═════ Dataset

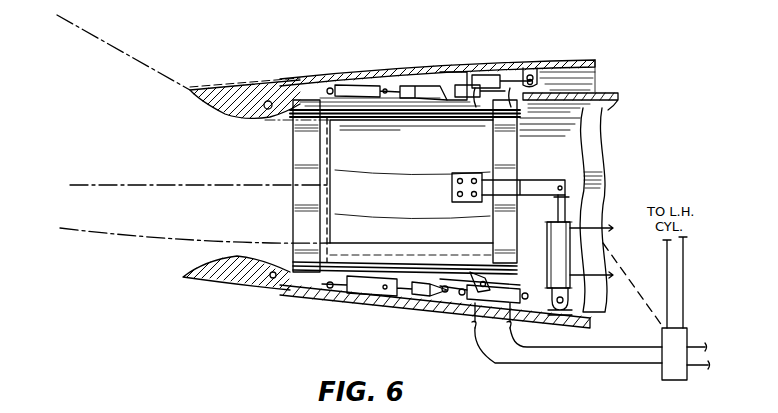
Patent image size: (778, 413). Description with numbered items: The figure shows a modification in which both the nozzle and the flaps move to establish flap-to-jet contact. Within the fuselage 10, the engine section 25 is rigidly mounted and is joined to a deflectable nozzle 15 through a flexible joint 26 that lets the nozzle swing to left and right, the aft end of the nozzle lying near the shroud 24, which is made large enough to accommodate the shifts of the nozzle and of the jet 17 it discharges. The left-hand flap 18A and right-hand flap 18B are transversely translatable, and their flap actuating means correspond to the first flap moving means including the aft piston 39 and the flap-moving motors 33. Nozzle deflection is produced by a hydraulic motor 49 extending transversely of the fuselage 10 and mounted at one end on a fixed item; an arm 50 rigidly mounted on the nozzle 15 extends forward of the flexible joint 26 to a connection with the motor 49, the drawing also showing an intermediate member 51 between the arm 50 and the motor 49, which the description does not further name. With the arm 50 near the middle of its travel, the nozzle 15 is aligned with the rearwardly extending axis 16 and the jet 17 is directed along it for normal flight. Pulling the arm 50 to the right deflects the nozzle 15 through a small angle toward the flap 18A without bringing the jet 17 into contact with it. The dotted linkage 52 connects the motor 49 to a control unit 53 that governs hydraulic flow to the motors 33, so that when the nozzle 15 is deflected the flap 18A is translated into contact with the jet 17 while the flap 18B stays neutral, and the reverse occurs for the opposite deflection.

The fuselage 10 is at (592, 58).
The nozzle 15 is at (417, 155).
The rearwardly extending axis 16 is at (90, 185).
The jet 17 is at (107, 43).
The left-hand flap 18A is at (211, 115).
The right-hand flap 18B is at (205, 280).
The shroud 24 is at (620, 97).
The engine section 25 is at (588, 137).
The flexible joint 26 is at (520, 145).
The flap-moving motor 33 is at (508, 66).
The aft piston 39 is at (465, 75).
The hydraulic motor 49 is at (558, 268).
The arm 50 is at (552, 182).
The piston rod 51 is at (556, 210).
The linkage 52 is at (623, 273).
The control unit 53 is at (672, 378).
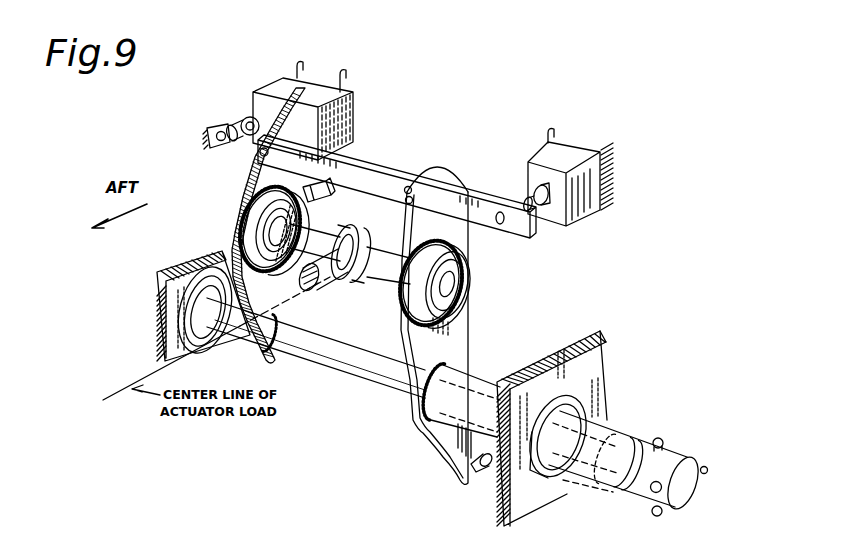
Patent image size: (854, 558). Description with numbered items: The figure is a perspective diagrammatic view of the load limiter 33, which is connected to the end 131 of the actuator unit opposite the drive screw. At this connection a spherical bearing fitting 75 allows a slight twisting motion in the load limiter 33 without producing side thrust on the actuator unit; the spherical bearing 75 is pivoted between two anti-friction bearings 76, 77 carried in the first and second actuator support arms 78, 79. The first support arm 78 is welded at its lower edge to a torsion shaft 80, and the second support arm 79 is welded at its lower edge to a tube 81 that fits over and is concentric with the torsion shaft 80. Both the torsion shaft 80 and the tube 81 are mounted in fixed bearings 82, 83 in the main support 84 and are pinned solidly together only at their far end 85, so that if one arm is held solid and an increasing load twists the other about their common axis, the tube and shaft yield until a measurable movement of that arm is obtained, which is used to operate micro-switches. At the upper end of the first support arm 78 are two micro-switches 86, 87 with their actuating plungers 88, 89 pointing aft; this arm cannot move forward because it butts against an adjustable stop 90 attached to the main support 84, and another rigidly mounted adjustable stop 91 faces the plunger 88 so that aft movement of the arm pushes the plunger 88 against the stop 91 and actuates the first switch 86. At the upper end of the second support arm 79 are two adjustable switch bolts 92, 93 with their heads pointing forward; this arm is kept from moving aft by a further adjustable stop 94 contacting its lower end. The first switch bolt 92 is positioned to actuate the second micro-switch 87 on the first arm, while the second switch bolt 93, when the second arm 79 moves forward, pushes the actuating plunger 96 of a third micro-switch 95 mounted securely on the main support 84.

The load limiter 33 is at (323, 464).
The spherical bearing fitting 75 is at (352, 280).
The anti-friction bearing 76 is at (236, 229).
The anti-friction bearing 77 is at (470, 265).
The first actuator support arm 78 is at (256, 181).
The second actuator support arm 79 is at (467, 338).
The torsion shaft 80 is at (327, 370).
The tube 81 is at (488, 382).
The fixed bearing 82 is at (212, 350).
The fixed bearing 83 is at (557, 482).
The main support 84 is at (158, 335).
The far end 85 is at (693, 462).
The first micro-switch 86 is at (272, 92).
The second micro-switch 87 is at (355, 115).
The actuating plunger 88 is at (255, 117).
The actuating plunger 89 is at (345, 143).
The adjustable stop 90 is at (328, 204).
The adjustable stop 91 is at (236, 126).
The first switch bolt 92 is at (300, 88).
The second switch bolt 93 is at (523, 200).
The adjustable stop 94 is at (480, 478).
The third micro-switch 95 is at (593, 147).
The actuating plunger 96 is at (543, 210).
The end of the actuator unit 131 is at (316, 283).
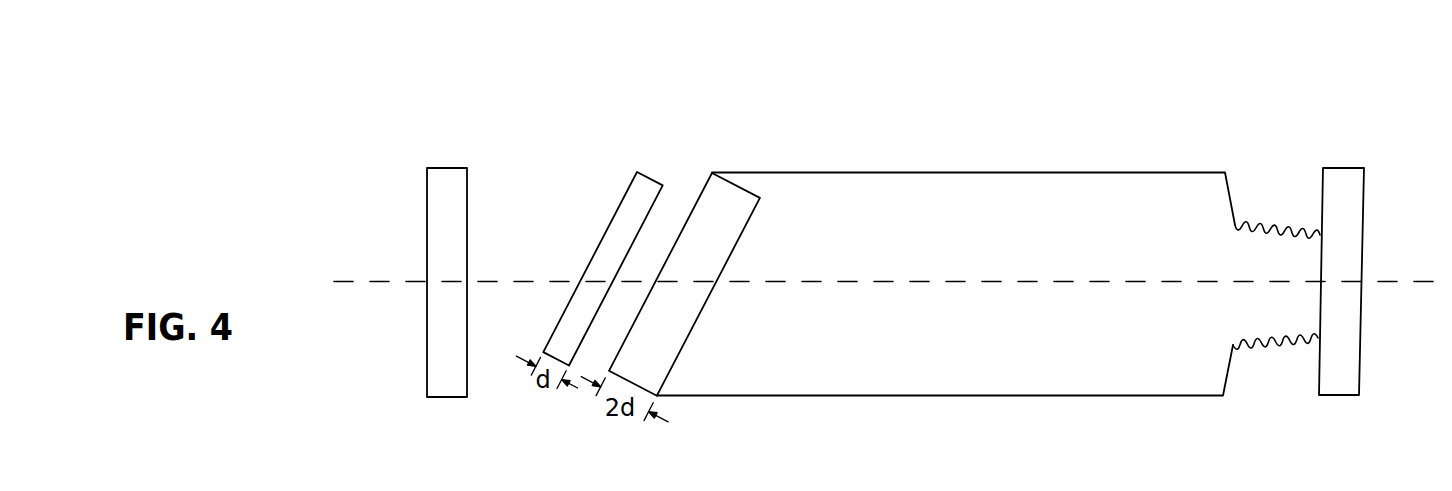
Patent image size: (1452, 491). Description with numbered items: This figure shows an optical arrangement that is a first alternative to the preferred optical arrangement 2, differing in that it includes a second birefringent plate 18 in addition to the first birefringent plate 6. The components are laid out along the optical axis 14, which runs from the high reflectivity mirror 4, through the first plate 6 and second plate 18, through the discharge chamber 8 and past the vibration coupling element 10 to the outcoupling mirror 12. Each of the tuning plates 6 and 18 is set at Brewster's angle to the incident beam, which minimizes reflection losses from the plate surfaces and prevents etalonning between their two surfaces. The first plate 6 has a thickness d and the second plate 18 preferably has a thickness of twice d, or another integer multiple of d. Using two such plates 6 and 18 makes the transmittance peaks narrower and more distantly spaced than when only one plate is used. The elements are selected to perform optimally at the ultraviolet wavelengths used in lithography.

The optical arrangement 2 is at (533, 74).
The high reflectivity mirror 4 is at (453, 168).
The birefringent plate 6 is at (622, 200).
The second birefringent plate 18 is at (700, 195).
The discharge chamber 8 is at (1033, 172).
The vibration coupling element 10 is at (1265, 222).
The outcoupling mirror 12 is at (1345, 167).
The optical axis 14 is at (380, 280).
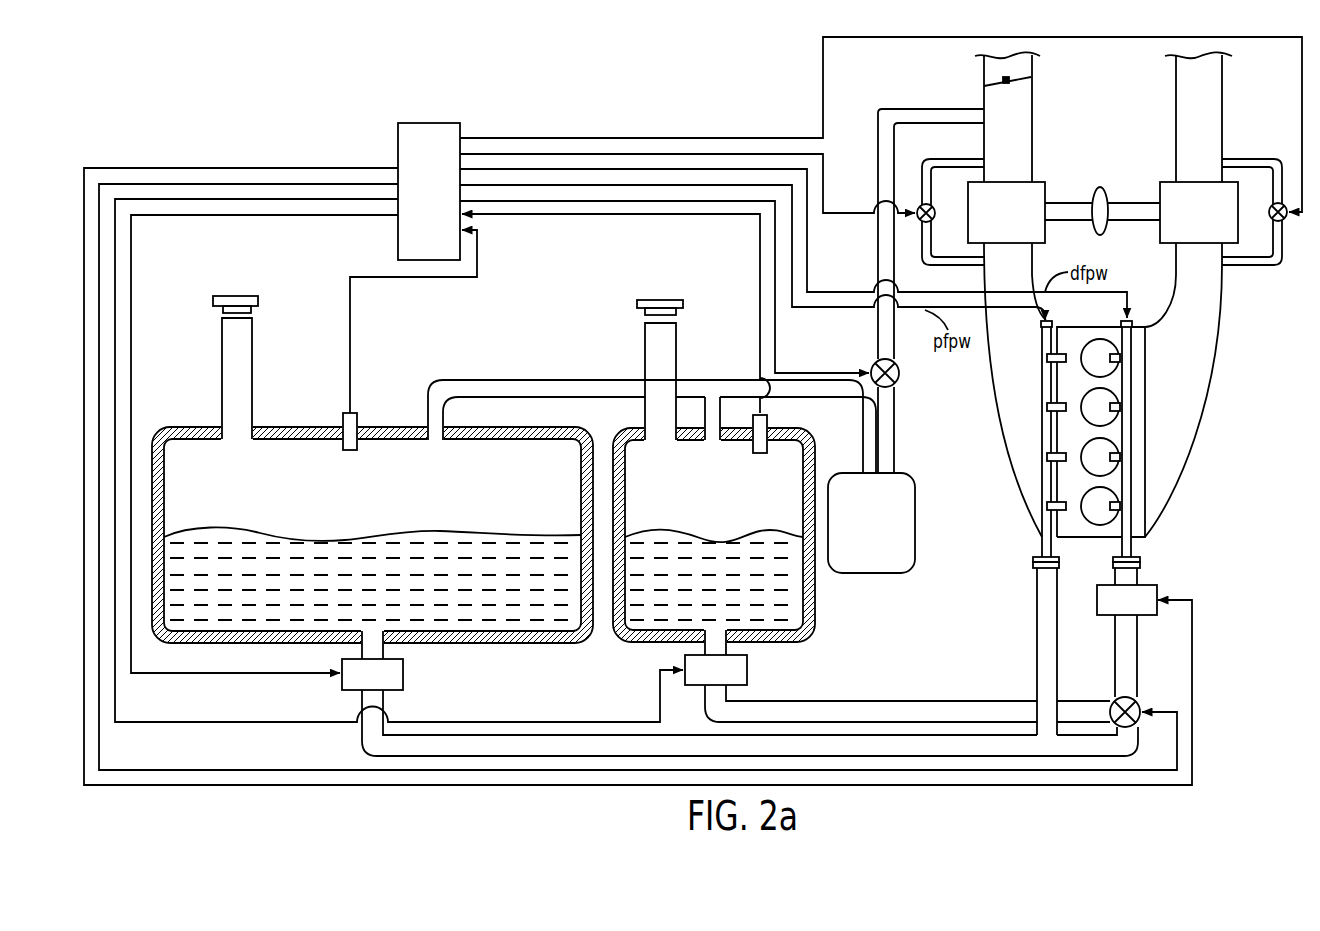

══════════

▸ Stated exercise
Copy out every one of the records above word for word, leaving the pictures out of your answer.

▸ Finished task
Patent image size: (778, 413). Description with numbered items: The figure shows a modification in which both the nozzle and the flaps move to establish flap-to-jet contact. Within the fuselage 10, the engine section 25 is rigidly mounted and is joined to a deflectable nozzle 15 through a flexible joint 26 that lets the nozzle swing to left and right, the aft end of the nozzle lying near the shroud 24, which is made large enough to accommodate the shifts of the nozzle and of the jet 17 it discharges. The left-hand flap 18A and right-hand flap 18B are transversely translatable, and their flap actuating means correspond to the first flap moving means including the aft piston 39 and the flap-moving motors 33. Nozzle deflection is produced by a hydraulic motor 49 extending transversely of the fuselage 10 and mounted at one end on a fixed item; an arm 50 rigidly mounted on the nozzle 15 extends forward of the flexible joint 26 to a connection with the motor 49, the drawing also showing an intermediate member 51 between the arm 50 and the motor 49, which the description does not further name. With the arm 50 near the middle of its travel, the nozzle 15 is aligned with the rearwardly extending axis 16 and the jet 17 is directed along it for normal flight. Pulling the arm 50 to the right deflects the nozzle 15 through a small angle toward the flap 18A without bringing the jet 17 into contact with it. The dotted linkage 52 connects the motor 49 to a control unit 53 that governs hydraulic flow to the motors 33, so that when the nozzle 15 is deflected the flap 18A is translated into contact with the jet 17 while the flap 18B stays neutral, and the reverse occurs for the opposite deflection.

The fuselage 10 is at (592, 58).
The nozzle 15 is at (417, 155).
The rearwardly extending axis 16 is at (90, 185).
The jet 17 is at (107, 43).
The left-hand flap 18A is at (211, 115).
The right-hand flap 18B is at (205, 280).
The shroud 24 is at (620, 97).
The engine section 25 is at (588, 137).
The flexible joint 26 is at (520, 145).
The flap-moving motor 33 is at (508, 66).
The aft piston 39 is at (465, 75).
The hydraulic motor 49 is at (558, 268).
The arm 50 is at (552, 182).
The piston rod 51 is at (556, 210).
The linkage 52 is at (623, 273).
The control unit 53 is at (672, 378).
Patent image size: (854, 558). Description with numbered items: The figure is a perspective diagrammatic view of the load limiter 33, which is connected to the end 131 of the actuator unit opposite the drive screw. At this connection a spherical bearing fitting 75 allows a slight twisting motion in the load limiter 33 without producing side thrust on the actuator unit; the spherical bearing 75 is pivoted between two anti-friction bearings 76, 77 carried in the first and second actuator support arms 78, 79. The first support arm 78 is welded at its lower edge to a torsion shaft 80, and the second support arm 79 is welded at its lower edge to a tube 81 that fits over and is concentric with the torsion shaft 80. Both the torsion shaft 80 and the tube 81 are mounted in fixed bearings 82, 83 in the main support 84 and are pinned solidly together only at their far end 85, so that if one arm is held solid and an increasing load twists the other about their common axis, the tube and shaft yield until a measurable movement of that arm is obtained, which is used to operate micro-switches. At the upper end of the first support arm 78 are two micro-switches 86, 87 with their actuating plungers 88, 89 pointing aft; this arm cannot move forward because it butts against an adjustable stop 90 attached to the main support 84, and another rigidly mounted adjustable stop 91 faces the plunger 88 so that aft movement of the arm pushes the plunger 88 against the stop 91 and actuates the first switch 86. At the upper end of the second support arm 79 are two adjustable switch bolts 92, 93 with their heads pointing forward; this arm is kept from moving aft by a further adjustable stop 94 contacting its lower end. The first switch bolt 92 is positioned to actuate the second micro-switch 87 on the first arm, while the second switch bolt 93, when the second arm 79 moves forward, pushes the actuating plunger 96 of a third micro-switch 95 mounted securely on the main support 84.

The load limiter 33 is at (323, 464).
The spherical bearing fitting 75 is at (352, 280).
The anti-friction bearing 76 is at (236, 229).
The anti-friction bearing 77 is at (470, 265).
The first actuator support arm 78 is at (256, 181).
The second actuator support arm 79 is at (467, 338).
The torsion shaft 80 is at (327, 370).
The tube 81 is at (488, 382).
The fixed bearing 82 is at (212, 350).
The fixed bearing 83 is at (557, 482).
The main support 84 is at (158, 335).
The far end 85 is at (693, 462).
The first micro-switch 86 is at (272, 92).
The second micro-switch 87 is at (355, 115).
The actuating plunger 88 is at (255, 117).
The actuating plunger 89 is at (345, 143).
The adjustable stop 90 is at (328, 204).
The adjustable stop 91 is at (236, 126).
The first switch bolt 92 is at (300, 88).
The second switch bolt 93 is at (523, 200).
The adjustable stop 94 is at (480, 478).
The third micro-switch 95 is at (593, 147).
The actuating plunger 96 is at (543, 210).
The end of the actuator unit 131 is at (316, 283).
Patent image size: (1452, 491). Description with numbered items: This figure shows an optical arrangement that is a first alternative to the preferred optical arrangement 2, differing in that it includes a second birefringent plate 18 in addition to the first birefringent plate 6. The components are laid out along the optical axis 14, which runs from the high reflectivity mirror 4, through the first plate 6 and second plate 18, through the discharge chamber 8 and past the vibration coupling element 10 to the outcoupling mirror 12. Each of the tuning plates 6 and 18 is set at Brewster's angle to the incident beam, which minimizes reflection losses from the plate surfaces and prevents etalonning between their two surfaces. The first plate 6 has a thickness d and the second plate 18 preferably has a thickness of twice d, or another integer multiple of d. Using two such plates 6 and 18 makes the transmittance peaks narrower and more distantly spaced than when only one plate is used. The elements are selected to perform optimally at the ultraviolet wavelengths used in lithography.

The optical arrangement 2 is at (533, 74).
The high reflectivity mirror 4 is at (453, 168).
The birefringent plate 6 is at (622, 200).
The second birefringent plate 18 is at (700, 195).
The discharge chamber 8 is at (1033, 172).
The vibration coupling element 10 is at (1265, 222).
The outcoupling mirror 12 is at (1345, 167).
The optical axis 14 is at (380, 280).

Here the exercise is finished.